◆ Data shown:
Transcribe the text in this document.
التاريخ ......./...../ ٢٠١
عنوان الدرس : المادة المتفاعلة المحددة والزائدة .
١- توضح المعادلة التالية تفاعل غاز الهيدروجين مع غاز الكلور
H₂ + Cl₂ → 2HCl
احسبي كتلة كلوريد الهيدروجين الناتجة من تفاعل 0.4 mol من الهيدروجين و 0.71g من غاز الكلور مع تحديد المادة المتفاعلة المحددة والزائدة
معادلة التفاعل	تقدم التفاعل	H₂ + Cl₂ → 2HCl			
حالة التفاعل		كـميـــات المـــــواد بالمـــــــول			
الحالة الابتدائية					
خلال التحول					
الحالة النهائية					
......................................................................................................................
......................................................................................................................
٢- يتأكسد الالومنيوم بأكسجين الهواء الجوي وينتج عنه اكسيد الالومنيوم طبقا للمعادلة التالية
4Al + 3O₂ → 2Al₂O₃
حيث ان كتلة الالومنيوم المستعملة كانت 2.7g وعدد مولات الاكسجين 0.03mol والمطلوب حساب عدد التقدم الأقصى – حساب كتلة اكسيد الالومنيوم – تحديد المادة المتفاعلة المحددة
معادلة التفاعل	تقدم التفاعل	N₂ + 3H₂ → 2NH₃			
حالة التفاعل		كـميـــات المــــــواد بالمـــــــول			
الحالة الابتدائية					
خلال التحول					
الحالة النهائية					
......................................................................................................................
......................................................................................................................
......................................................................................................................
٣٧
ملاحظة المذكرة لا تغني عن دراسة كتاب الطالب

◆ Task to carry out: Count the lines of the material that include the word "الكلور", then state only the total.

◆ The solution: 2